▸ **Directive**
Give the listing below again in full, exactly as written.

+++ Records for this task

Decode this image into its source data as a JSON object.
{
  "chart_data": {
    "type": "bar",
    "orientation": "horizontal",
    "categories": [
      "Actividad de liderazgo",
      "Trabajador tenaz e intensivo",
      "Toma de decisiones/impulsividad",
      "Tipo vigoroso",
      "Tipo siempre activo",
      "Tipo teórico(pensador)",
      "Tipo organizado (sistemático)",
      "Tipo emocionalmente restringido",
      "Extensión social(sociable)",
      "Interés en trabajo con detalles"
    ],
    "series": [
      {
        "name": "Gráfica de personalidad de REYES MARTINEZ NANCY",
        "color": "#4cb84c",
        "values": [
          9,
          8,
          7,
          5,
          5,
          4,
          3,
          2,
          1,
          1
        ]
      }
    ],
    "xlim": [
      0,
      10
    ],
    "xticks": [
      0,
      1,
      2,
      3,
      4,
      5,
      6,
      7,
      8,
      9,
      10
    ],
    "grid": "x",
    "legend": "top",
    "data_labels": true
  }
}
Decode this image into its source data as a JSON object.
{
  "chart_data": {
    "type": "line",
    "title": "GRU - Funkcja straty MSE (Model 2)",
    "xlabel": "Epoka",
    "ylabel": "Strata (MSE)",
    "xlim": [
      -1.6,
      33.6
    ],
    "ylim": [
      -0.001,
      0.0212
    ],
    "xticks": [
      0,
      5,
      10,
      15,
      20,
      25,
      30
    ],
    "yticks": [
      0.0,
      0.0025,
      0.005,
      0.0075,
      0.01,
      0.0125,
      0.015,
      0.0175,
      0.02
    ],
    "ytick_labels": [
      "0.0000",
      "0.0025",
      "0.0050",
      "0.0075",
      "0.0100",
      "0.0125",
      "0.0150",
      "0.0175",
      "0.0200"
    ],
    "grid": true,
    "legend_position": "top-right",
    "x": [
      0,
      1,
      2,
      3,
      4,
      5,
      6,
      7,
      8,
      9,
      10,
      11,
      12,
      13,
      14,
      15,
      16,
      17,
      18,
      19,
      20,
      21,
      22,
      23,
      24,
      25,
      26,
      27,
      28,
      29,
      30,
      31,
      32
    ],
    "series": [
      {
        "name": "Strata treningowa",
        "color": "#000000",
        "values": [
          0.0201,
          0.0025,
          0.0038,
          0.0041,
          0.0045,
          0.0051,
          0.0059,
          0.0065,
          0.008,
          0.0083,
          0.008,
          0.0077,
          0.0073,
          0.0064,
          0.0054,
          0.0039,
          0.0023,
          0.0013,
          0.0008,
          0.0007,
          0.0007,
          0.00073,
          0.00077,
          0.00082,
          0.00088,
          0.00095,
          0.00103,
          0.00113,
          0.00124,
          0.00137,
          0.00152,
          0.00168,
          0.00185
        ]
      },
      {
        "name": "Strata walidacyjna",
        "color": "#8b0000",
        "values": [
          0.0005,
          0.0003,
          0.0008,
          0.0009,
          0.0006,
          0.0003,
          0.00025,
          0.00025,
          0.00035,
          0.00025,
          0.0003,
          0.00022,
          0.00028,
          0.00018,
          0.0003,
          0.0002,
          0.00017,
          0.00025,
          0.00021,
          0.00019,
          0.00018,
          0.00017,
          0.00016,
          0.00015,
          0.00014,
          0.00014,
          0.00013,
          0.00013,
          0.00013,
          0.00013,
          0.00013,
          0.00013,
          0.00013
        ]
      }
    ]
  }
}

++++++

▸ **Answer to the problem**
Decode this image into its source data as a JSON object.
{
  "chart_data": {
    "type": "bar",
    "orientation": "horizontal",
    "categories": [
      "Actividad de liderazgo",
      "Trabajador tenaz e intensivo",
      "Toma de decisiones/impulsividad",
      "Tipo vigoroso",
      "Tipo siempre activo",
      "Tipo teórico(pensador)",
      "Tipo organizado (sistemático)",
      "Tipo emocionalmente restringido",
      "Extensión social(sociable)",
      "Interés en trabajo con detalles"
    ],
    "series": [
      {
        "name": "Gráfica de personalidad de REYES MARTINEZ NANCY",
        "color": "#4cb84c",
        "values": [
          9,
          8,
          7,
          5,
          5,
          4,
          3,
          2,
          1,
          1
        ]
      }
    ],
    "xlim": [
      0,
      10
    ],
    "xticks": [
      0,
      1,
      2,
      3,
      4,
      5,
      6,
      7,
      8,
      9,
      10
    ],
    "grid": "x",
    "legend": "top",
    "data_labels": true
  }
}
Decode this image into its source data as a JSON object.
{
  "chart_data": {
    "type": "line",
    "title": "GRU - Funkcja straty MSE (Model 2)",
    "xlabel": "Epoka",
    "ylabel": "Strata (MSE)",
    "xlim": [
      -1.6,
      33.6
    ],
    "ylim": [
      -0.001,
      0.0212
    ],
    "xticks": [
      0,
      5,
      10,
      15,
      20,
      25,
      30
    ],
    "yticks": [
      0.0,
      0.0025,
      0.005,
      0.0075,
      0.01,
      0.0125,
      0.015,
      0.0175,
      0.02
    ],
    "ytick_labels": [
      "0.0000",
      "0.0025",
      "0.0050",
      "0.0075",
      "0.0100",
      "0.0125",
      "0.0150",
      "0.0175",
      "0.0200"
    ],
    "grid": true,
    "legend_position": "top-right",
    "x": [
      0,
      1,
      2,
      3,
      4,
      5,
      6,
      7,
      8,
      9,
      10,
      11,
      12,
      13,
      14,
      15,
      16,
      17,
      18,
      19,
      20,
      21,
      22,
      23,
      24,
      25,
      26,
      27,
      28,
      29,
      30,
      31,
      32
    ],
    "series": [
      {
        "name": "Strata treningowa",
        "color": "#000000",
        "values": [
          0.0201,
          0.0025,
          0.0038,
          0.0041,
          0.0045,
          0.0051,
          0.0059,
          0.0065,
          0.008,
          0.0083,
          0.008,
          0.0077,
          0.0073,
          0.0064,
          0.0054,
          0.0039,
          0.0023,
          0.0013,
          0.0008,
          0.0007,
          0.0007,
          0.00073,
          0.00077,
          0.00082,
          0.00088,
          0.00095,
          0.00103,
          0.00113,
          0.00124,
          0.00137,
          0.00152,
          0.00168,
          0.00185
        ]
      },
      {
        "name": "Strata walidacyjna",
        "color": "#8b0000",
        "values": [
          0.0005,
          0.0003,
          0.0008,
          0.0009,
          0.0006,
          0.0003,
          0.00025,
          0.00025,
          0.00035,
          0.00025,
          0.0003,
          0.00022,
          0.00028,
          0.00018,
          0.0003,
          0.0002,
          0.00017,
          0.00025,
          0.00021,
          0.00019,
          0.00018,
          0.00017,
          0.00016,
          0.00015,
          0.00014,
          0.00014,
          0.00013,
          0.00013,
          0.00013,
          0.00013,
          0.00013,
          0.00013,
          0.00013
        ]
      }
    ]
  }
}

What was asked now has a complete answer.